▶ _Aim_
Filter the listing and keep only the lines with the word "ARKIN".
━━━━━━━━━━
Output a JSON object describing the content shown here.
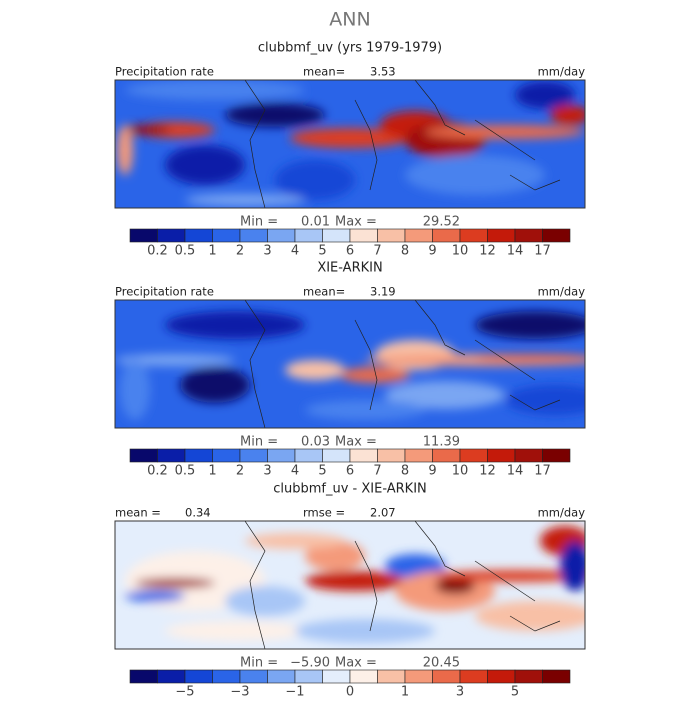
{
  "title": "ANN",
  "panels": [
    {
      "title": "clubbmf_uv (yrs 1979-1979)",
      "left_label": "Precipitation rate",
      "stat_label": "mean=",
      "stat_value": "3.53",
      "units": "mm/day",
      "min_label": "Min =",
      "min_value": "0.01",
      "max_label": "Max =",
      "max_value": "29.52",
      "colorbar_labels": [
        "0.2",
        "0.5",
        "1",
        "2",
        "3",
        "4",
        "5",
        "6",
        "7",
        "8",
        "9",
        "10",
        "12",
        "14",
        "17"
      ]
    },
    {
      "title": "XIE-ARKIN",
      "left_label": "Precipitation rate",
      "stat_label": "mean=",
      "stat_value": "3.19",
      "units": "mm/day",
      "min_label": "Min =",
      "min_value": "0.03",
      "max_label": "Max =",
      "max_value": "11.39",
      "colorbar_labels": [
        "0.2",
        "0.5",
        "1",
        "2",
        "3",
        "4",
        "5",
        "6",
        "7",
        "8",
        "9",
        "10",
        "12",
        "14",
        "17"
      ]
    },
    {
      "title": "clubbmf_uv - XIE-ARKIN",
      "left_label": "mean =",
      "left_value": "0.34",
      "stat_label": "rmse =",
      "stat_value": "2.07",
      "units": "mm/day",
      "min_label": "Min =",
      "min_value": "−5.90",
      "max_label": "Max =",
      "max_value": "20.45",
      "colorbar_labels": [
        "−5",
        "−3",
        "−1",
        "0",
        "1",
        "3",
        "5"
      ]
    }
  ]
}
━━━━━━━━━━
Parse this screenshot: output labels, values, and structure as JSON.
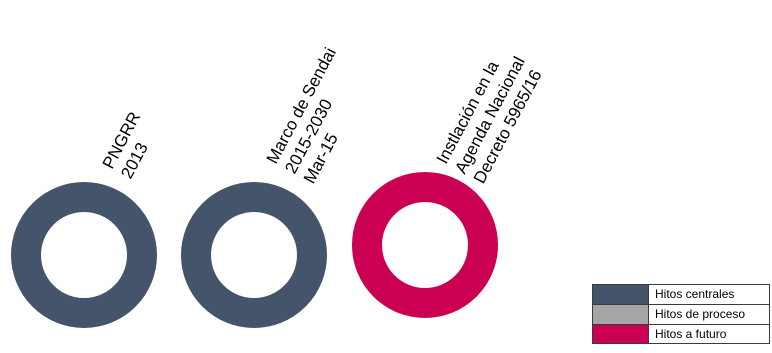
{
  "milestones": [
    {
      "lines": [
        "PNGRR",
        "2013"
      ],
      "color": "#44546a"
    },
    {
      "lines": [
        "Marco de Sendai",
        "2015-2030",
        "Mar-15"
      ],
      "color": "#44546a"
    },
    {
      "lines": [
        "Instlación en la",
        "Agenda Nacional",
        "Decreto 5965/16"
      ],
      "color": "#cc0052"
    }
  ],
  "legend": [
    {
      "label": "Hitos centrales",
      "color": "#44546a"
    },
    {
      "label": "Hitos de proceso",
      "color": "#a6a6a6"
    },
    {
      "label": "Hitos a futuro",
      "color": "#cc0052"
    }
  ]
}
━━━━━━━━━━
▶ _Output for this task_
      "title": "XIE-ARKIN",
      "title": "clubbmf_uv - XIE-ARKIN",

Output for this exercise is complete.